• Goal of the exercise: Copy each line below in which the string "развития" occurs.

• Supplied data:
┄┄┄┄┄┄┄┄┄┄┄┄┄┄┄┄┄┄┄┄

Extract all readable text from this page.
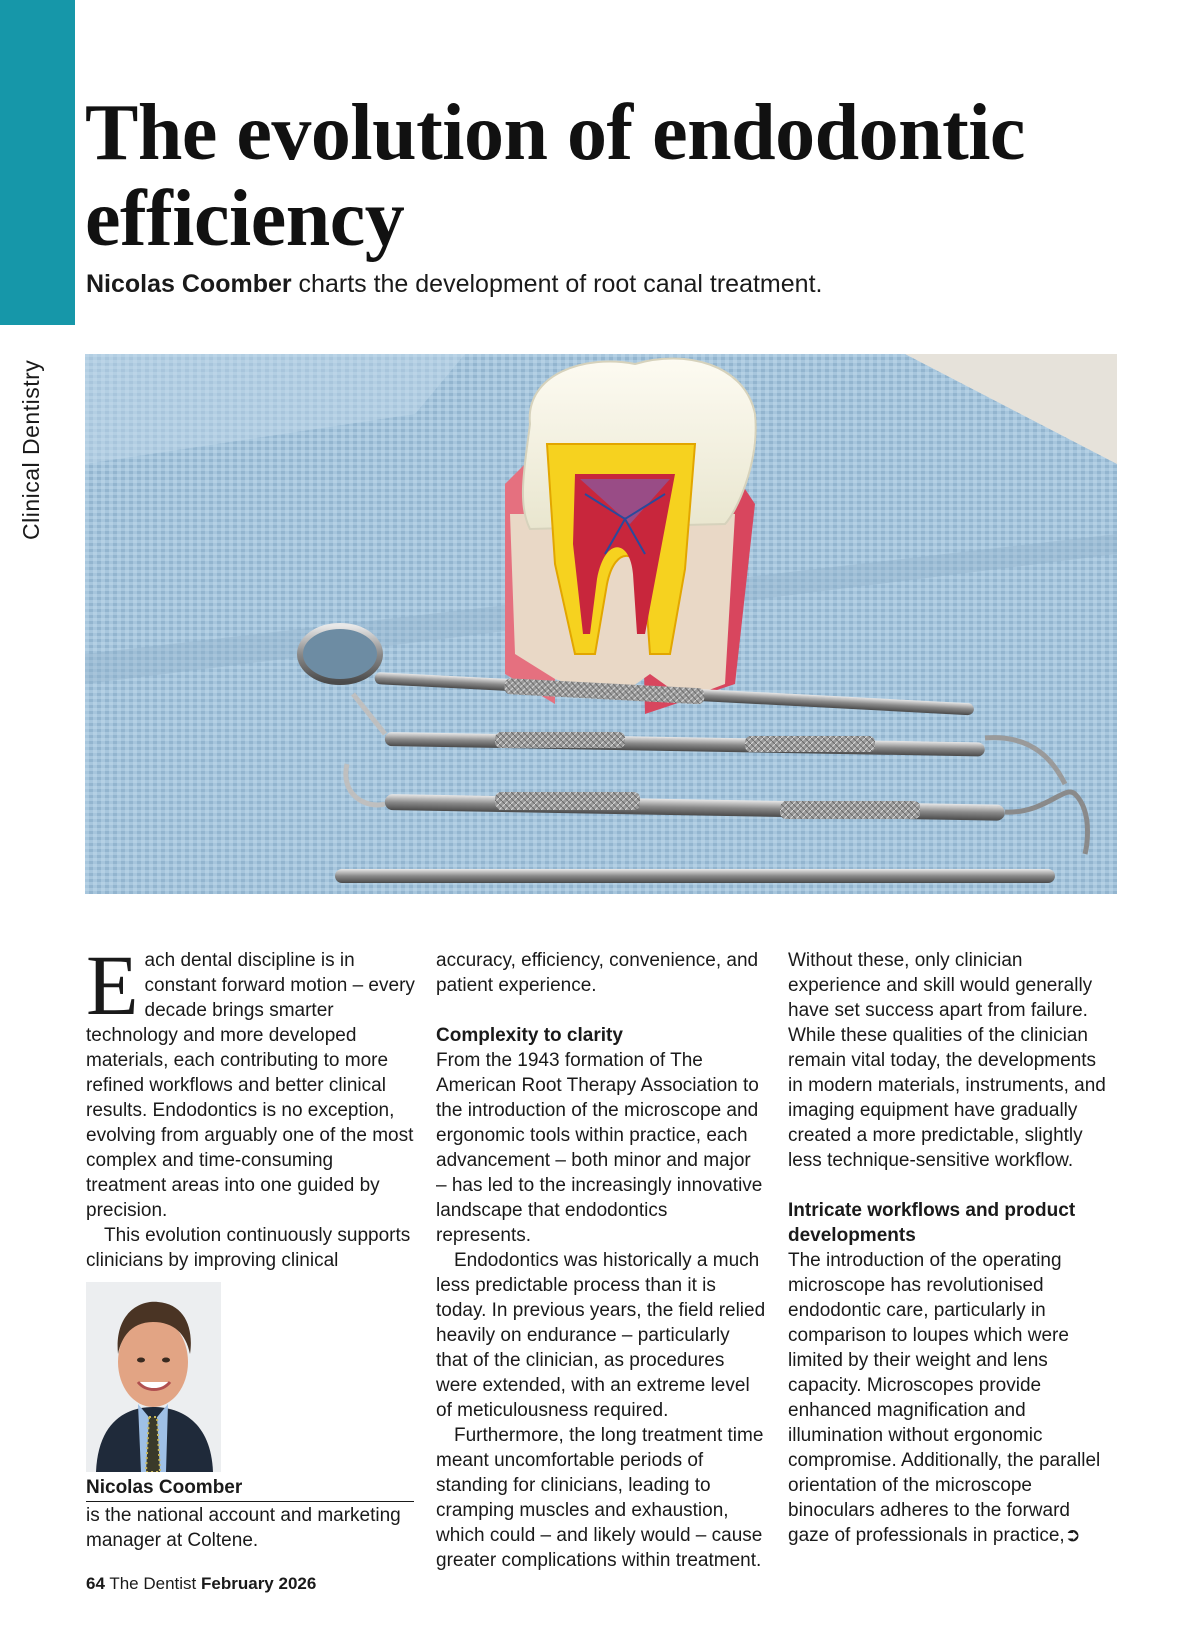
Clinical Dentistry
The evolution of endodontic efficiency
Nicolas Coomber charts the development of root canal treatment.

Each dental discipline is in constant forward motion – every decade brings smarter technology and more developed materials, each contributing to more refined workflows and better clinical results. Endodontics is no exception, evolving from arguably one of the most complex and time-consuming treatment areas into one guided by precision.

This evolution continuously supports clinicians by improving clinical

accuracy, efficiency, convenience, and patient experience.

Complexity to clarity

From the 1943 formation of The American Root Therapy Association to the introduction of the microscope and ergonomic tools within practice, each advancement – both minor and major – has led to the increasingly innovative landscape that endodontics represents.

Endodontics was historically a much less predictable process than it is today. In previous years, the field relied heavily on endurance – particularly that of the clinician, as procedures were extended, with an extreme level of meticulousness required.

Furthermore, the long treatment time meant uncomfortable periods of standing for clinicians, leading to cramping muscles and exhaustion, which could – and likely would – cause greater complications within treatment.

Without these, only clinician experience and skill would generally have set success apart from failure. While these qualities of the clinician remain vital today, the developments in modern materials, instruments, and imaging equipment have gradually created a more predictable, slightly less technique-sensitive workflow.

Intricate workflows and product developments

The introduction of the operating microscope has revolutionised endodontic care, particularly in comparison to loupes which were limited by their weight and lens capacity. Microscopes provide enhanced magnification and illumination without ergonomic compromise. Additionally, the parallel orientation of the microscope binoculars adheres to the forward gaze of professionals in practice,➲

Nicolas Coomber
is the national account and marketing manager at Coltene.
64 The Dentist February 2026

┄┄┄┄┄┄┄┄┄┄┄┄┄┄┄┄┄┄┄┄

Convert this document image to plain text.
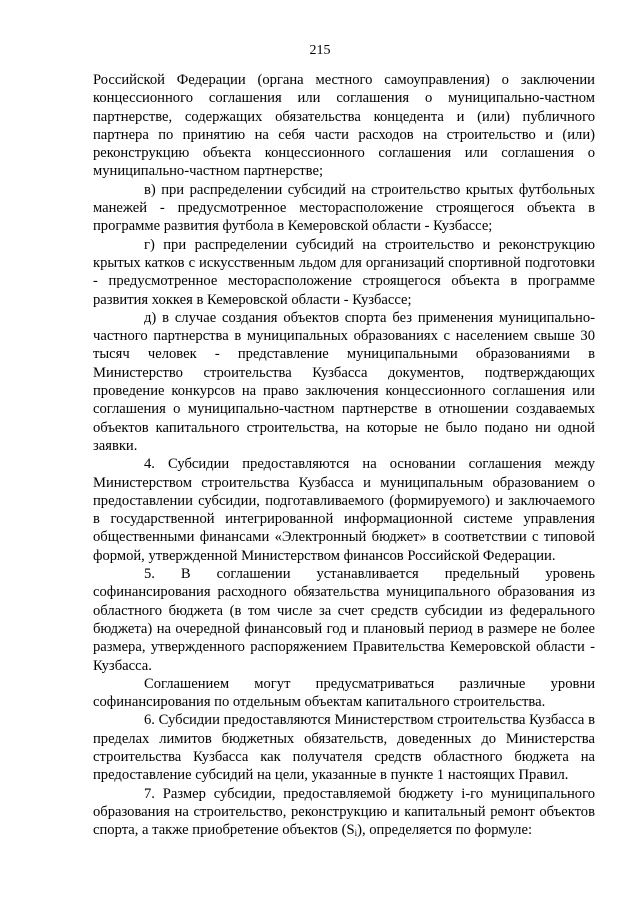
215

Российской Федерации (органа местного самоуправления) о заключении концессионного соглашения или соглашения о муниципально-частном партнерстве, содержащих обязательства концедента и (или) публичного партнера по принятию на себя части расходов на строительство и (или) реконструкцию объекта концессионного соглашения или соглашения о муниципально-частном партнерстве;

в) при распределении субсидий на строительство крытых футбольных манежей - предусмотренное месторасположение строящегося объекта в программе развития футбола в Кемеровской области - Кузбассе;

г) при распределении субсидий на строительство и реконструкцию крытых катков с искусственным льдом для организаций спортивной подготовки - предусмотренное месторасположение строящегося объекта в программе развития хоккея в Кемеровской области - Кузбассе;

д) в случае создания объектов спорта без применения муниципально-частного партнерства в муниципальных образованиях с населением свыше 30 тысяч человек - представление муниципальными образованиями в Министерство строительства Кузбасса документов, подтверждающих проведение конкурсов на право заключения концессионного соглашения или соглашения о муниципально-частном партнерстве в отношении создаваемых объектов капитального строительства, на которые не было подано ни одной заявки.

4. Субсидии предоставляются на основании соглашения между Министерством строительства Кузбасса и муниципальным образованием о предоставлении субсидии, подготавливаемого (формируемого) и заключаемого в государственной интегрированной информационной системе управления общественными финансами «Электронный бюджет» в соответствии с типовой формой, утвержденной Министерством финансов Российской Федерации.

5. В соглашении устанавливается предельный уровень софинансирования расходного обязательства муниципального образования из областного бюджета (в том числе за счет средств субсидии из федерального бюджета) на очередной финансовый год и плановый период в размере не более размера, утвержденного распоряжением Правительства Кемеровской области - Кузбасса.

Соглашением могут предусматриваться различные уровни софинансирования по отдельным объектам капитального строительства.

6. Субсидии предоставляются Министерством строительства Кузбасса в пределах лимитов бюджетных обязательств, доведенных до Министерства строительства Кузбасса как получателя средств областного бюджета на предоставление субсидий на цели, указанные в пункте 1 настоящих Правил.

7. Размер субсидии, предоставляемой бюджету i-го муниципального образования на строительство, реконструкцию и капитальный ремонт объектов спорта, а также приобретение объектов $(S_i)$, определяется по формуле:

┄┄┄┄┄┄┄┄┄┄┄┄┄┄┄┄┄┄┄┄

• Output of the task:
в) при распределении субсидий на строительство крытых футбольных манежей - предусмотренное месторасположение строящегося объекта в программе развития футбола в Кемеровской области - Кузбассе;
г) при распределении субсидий на строительство и реконструкцию крытых катков с искусственным льдом для организаций спортивной подготовки - предусмотренное месторасположение строящегося объекта в программе развития хоккея в Кемеровской области - Кузбассе;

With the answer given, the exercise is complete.